Copy every item below line for line, with no changes, and omit the pictures from your answer.

EXTRACTED DATA:
>>>>

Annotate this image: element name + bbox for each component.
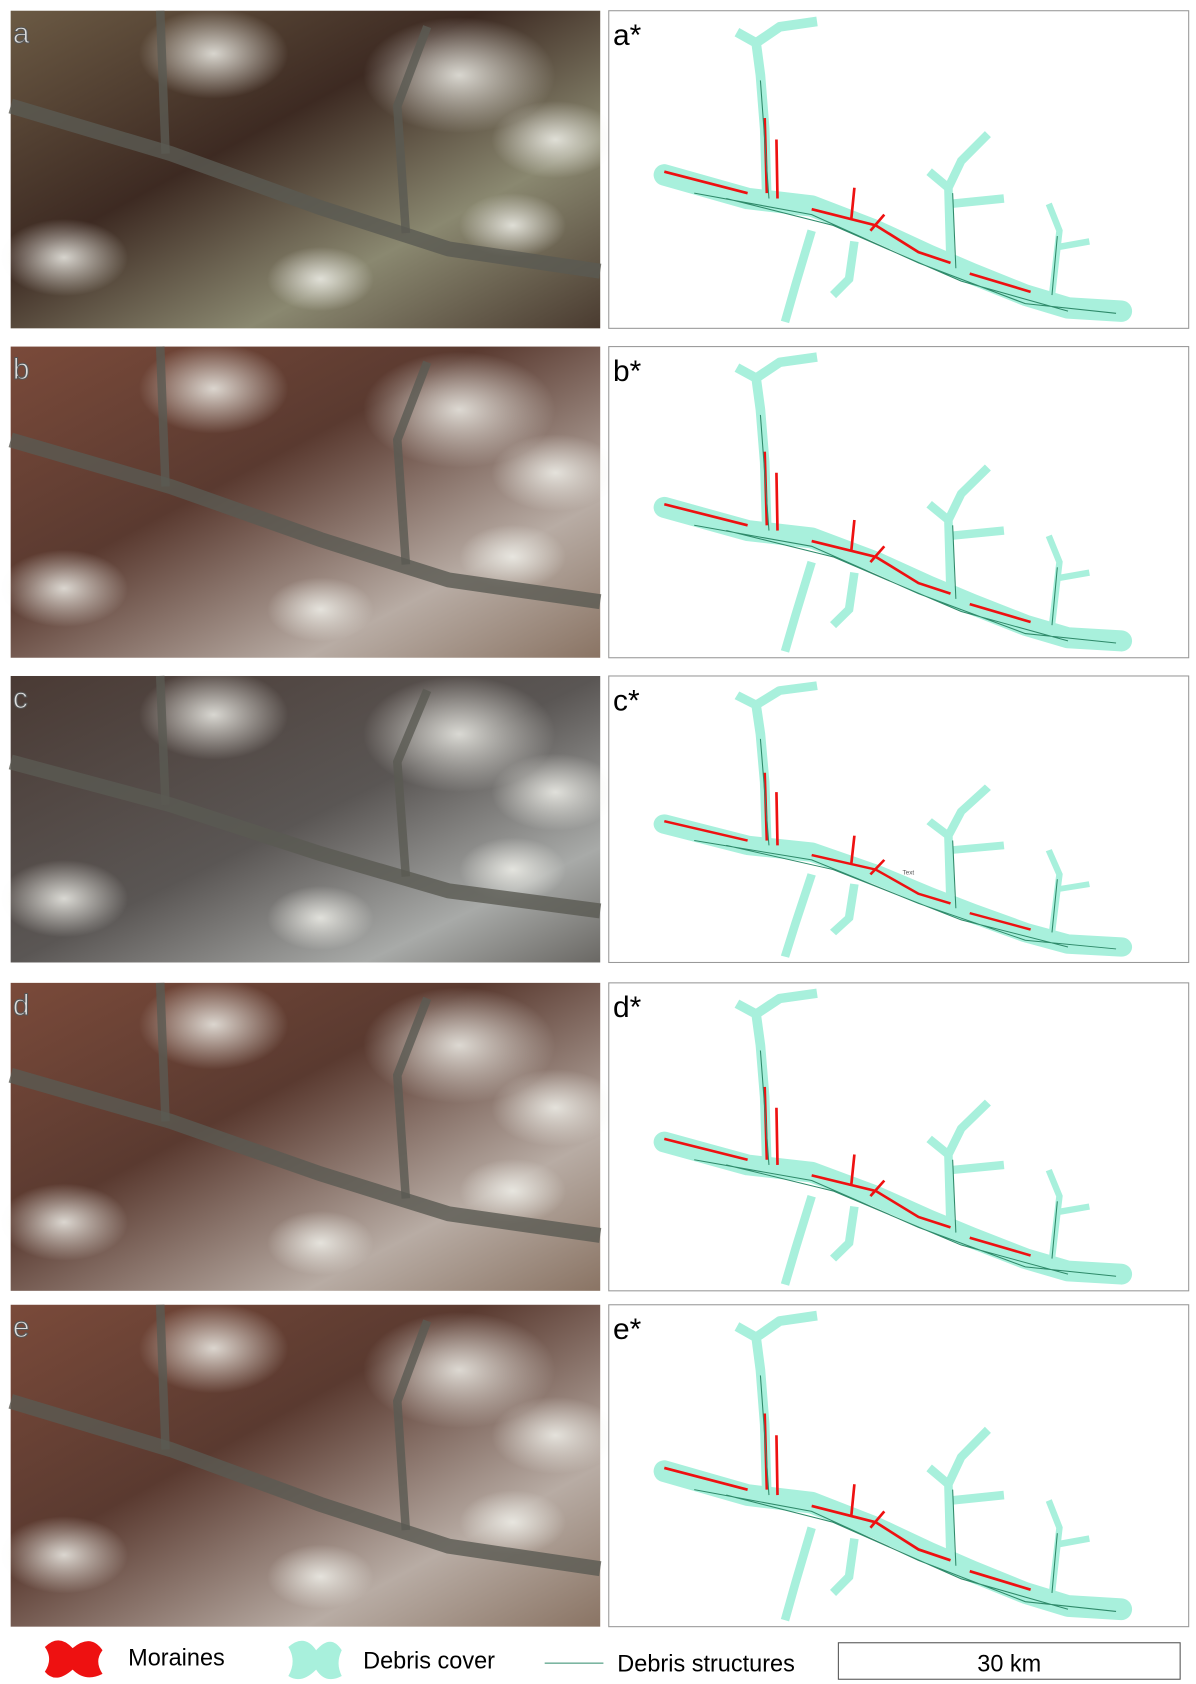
snow-patch <box>491 434 619 511</box>
snow-patch <box>0 550 128 627</box>
map-label: c* <box>613 684 640 717</box>
snow-patch <box>491 1069 619 1146</box>
legend-label: Debris structures <box>617 1651 795 1677</box>
snow-patch <box>267 577 374 641</box>
satellite-image: a <box>0 9 619 329</box>
map-frame <box>609 983 1189 1291</box>
snow-patch <box>491 101 619 178</box>
panel-label: a <box>13 17 30 50</box>
map-frame <box>609 676 1189 962</box>
map-label: d* <box>613 991 642 1024</box>
map-label: b* <box>613 355 642 388</box>
panel-label: d <box>13 989 30 1022</box>
panel-label: c <box>13 682 28 715</box>
page: a a* b b* c c* Text d d* e e* Moraines Debris cover D… <box>0 0 1196 1684</box>
figure-content: a a* b b* c c* Text d d* e e* Moraines Debris cover D… <box>0 9 1189 1680</box>
legend-label: Moraines <box>128 1644 225 1670</box>
satellite-image: e <box>0 1303 619 1626</box>
legend: Moraines Debris cover Debris structures 30 … <box>45 1640 1180 1679</box>
annotation: Text <box>902 869 914 876</box>
legend-label: Debris cover <box>363 1647 495 1673</box>
scale-bar-label: 30 km <box>977 1651 1041 1677</box>
snow-patch <box>267 886 374 950</box>
map-label: a* <box>613 19 642 52</box>
satellite-image: c <box>0 670 619 963</box>
panel-label: b <box>13 353 30 386</box>
map-frame <box>609 347 1189 658</box>
panel-label: e <box>13 1311 30 1344</box>
snow-patch <box>0 1184 128 1261</box>
snow-patch <box>491 1397 619 1474</box>
snow-patch <box>491 754 619 831</box>
legend-debris-swatch <box>288 1641 341 1679</box>
map-label: e* <box>613 1313 642 1346</box>
satellite-image: d <box>0 979 619 1290</box>
snow-patch <box>267 1544 374 1608</box>
map-frame <box>609 1305 1189 1627</box>
snow-patch <box>267 247 374 311</box>
snow-patch <box>0 219 128 296</box>
snow-patch <box>0 860 128 937</box>
snow-patch <box>0 1516 128 1593</box>
legend-moraine-swatch <box>45 1640 103 1677</box>
satellite-image: b <box>0 344 619 658</box>
figure: a a* b b* c c* Text d d* e e* Moraines Debris cover D… <box>0 0 1196 1684</box>
map-frame <box>609 11 1189 329</box>
snow-patch <box>267 1211 374 1275</box>
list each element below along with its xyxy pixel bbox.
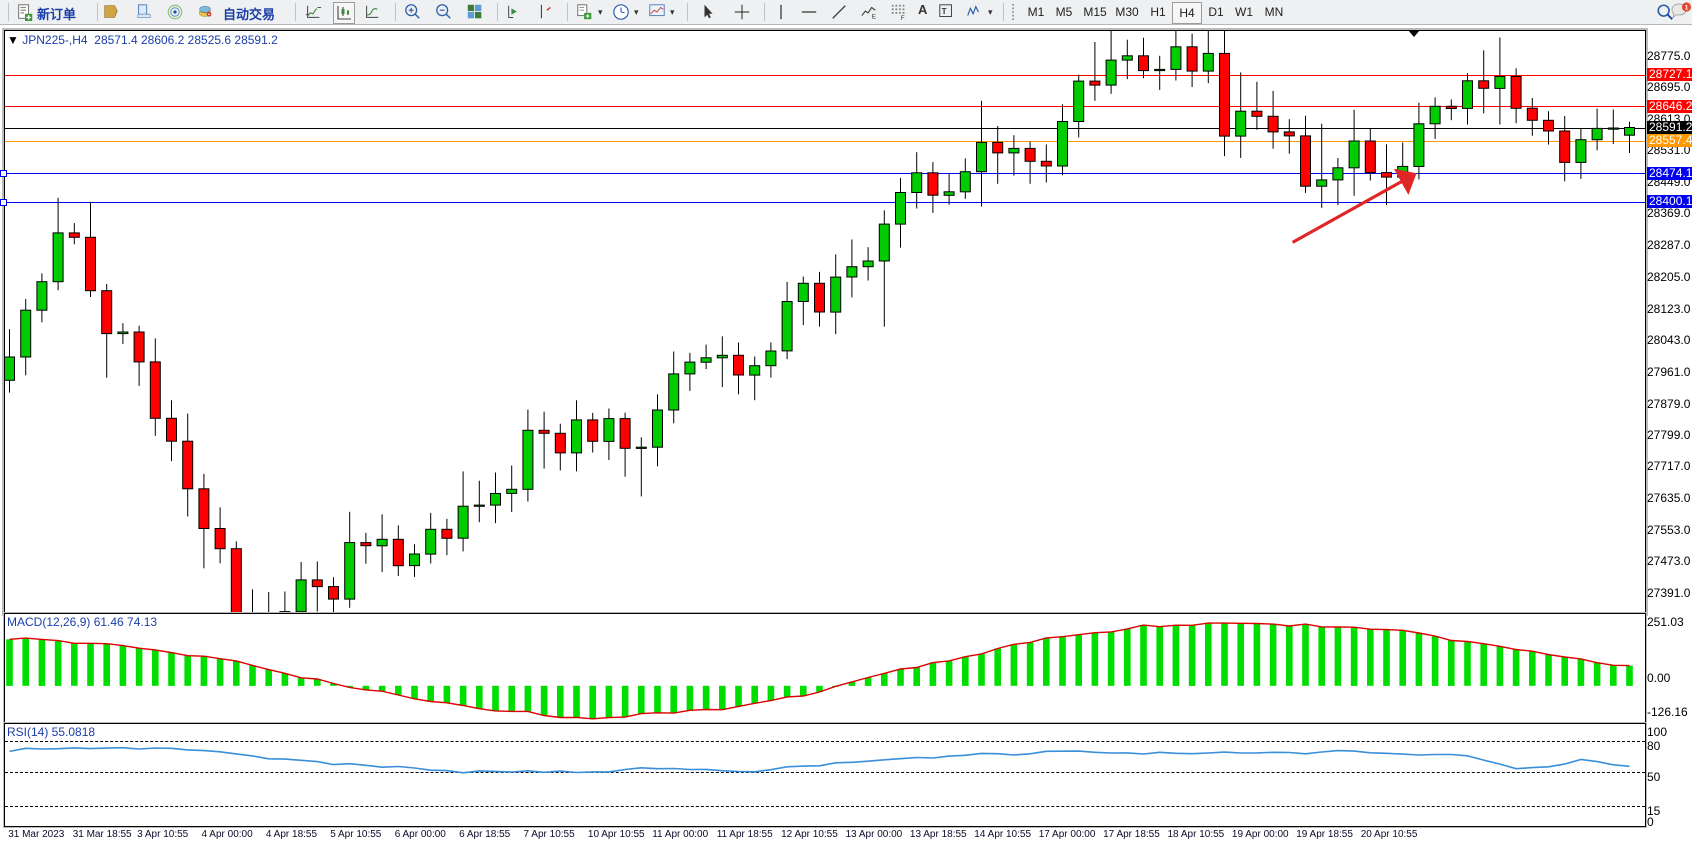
svg-text:E: E	[872, 13, 876, 20]
svg-text:F: F	[901, 15, 905, 21]
svg-text:T: T	[942, 7, 947, 16]
svg-text:1: 1	[1685, 5, 1689, 12]
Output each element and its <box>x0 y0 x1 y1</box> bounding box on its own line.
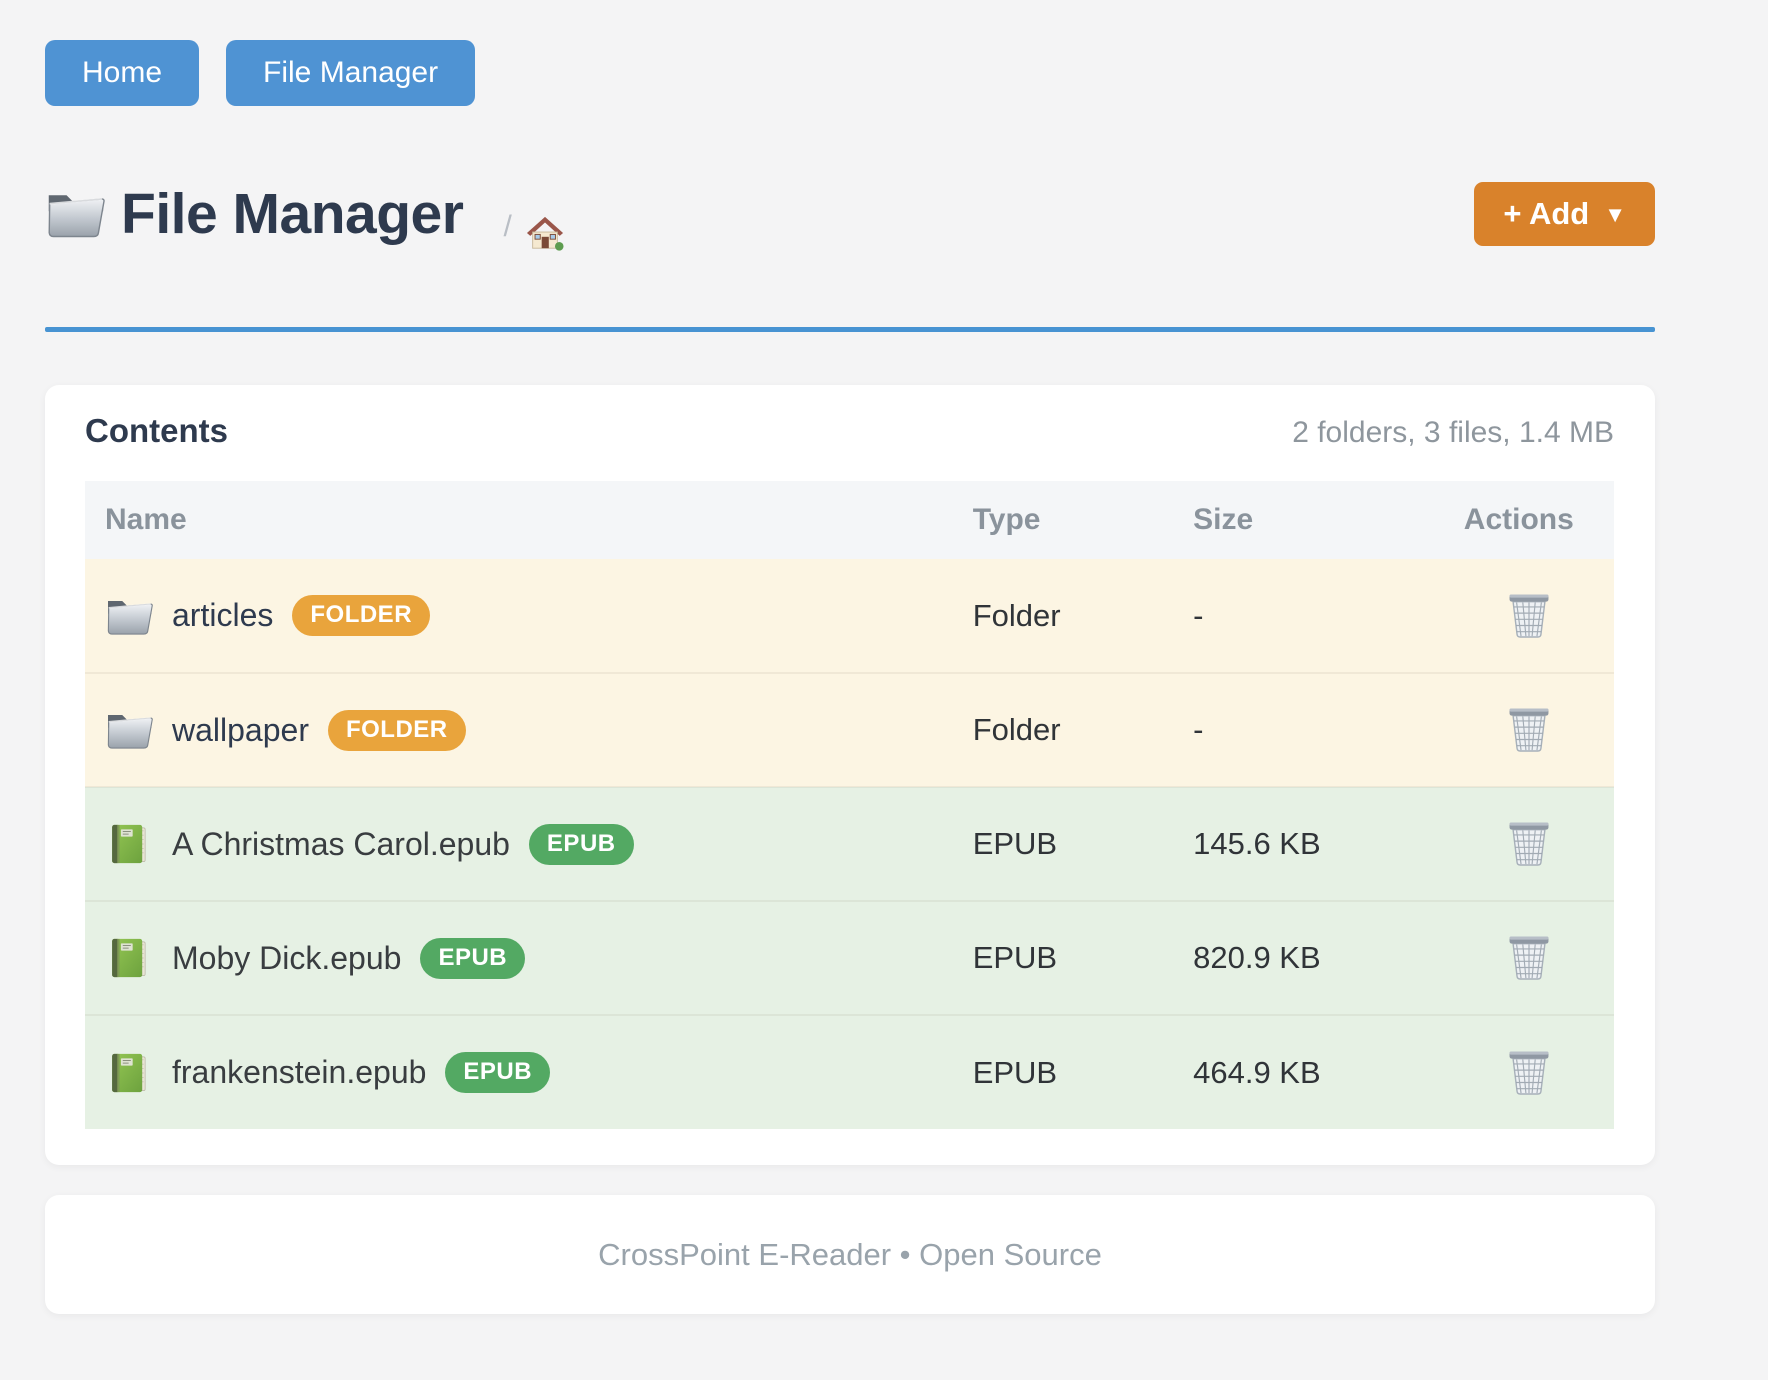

<<<<

EXERCISE RESULT:
Annotate this image: element name + bbox for each component.
snow-patch <box>491 434 619 511</box>
snow-patch <box>0 550 128 627</box>
map-label: c* <box>613 684 640 717</box>
snow-patch <box>491 1069 619 1146</box>
legend-label: Debris structures <box>617 1651 795 1677</box>
snow-patch <box>267 577 374 641</box>
satellite-image: a <box>0 9 619 329</box>
map-frame <box>609 983 1189 1291</box>
snow-patch <box>491 101 619 178</box>
panel-label: a <box>13 17 30 50</box>
map-frame <box>609 676 1189 962</box>
map-label: d* <box>613 991 642 1024</box>
map-label: b* <box>613 355 642 388</box>
panel-label: d <box>13 989 30 1022</box>
panel-label: c <box>13 682 28 715</box>
page: a a* b b* c c* Text d d* e e* Moraines Debris cover D… <box>0 0 1196 1684</box>
figure-content: a a* b b* c c* Text d d* e e* Moraines Debris cover D… <box>0 9 1189 1680</box>
legend-label: Moraines <box>128 1644 225 1670</box>
satellite-image: e <box>0 1303 619 1626</box>
legend: Moraines Debris cover Debris structures 30 … <box>45 1640 1180 1679</box>
annotation: Text <box>902 869 914 876</box>
legend-label: Debris cover <box>363 1647 495 1673</box>
scale-bar-label: 30 km <box>977 1651 1041 1677</box>
snow-patch <box>267 886 374 950</box>
map-label: a* <box>613 19 642 52</box>
satellite-image: c <box>0 670 619 963</box>
panel-label: b <box>13 353 30 386</box>
map-frame <box>609 347 1189 658</box>
panel-label: e <box>13 1311 30 1344</box>
snow-patch <box>0 1184 128 1261</box>
snow-patch <box>491 1397 619 1474</box>
snow-patch <box>491 754 619 831</box>
legend-debris-swatch <box>288 1641 341 1679</box>
map-label: e* <box>613 1313 642 1346</box>
satellite-image: d <box>0 979 619 1290</box>
snow-patch <box>267 1544 374 1608</box>
map-frame <box>609 1305 1189 1627</box>
snow-patch <box>267 247 374 311</box>
snow-patch <box>0 219 128 296</box>
snow-patch <box>0 860 128 937</box>
snow-patch <box>0 1516 128 1593</box>
legend-moraine-swatch <box>45 1640 103 1677</box>
satellite-image: b <box>0 344 619 658</box>
figure: a a* b b* c c* Text d d* e e* Moraines Debris cover D… <box>0 0 1196 1684</box>
map-frame <box>609 11 1189 329</box>
snow-patch <box>267 1211 374 1275</box>
list each element below along with its xyxy pixel bbox.
svg-text:E: E	[872, 13, 876, 20]
svg-text:F: F	[901, 15, 905, 21]
svg-text:T: T	[942, 7, 947, 16]
svg-text:1: 1	[1685, 5, 1689, 12]
Output each element and its <box>x0 y0 x1 y1</box> bounding box on its own line.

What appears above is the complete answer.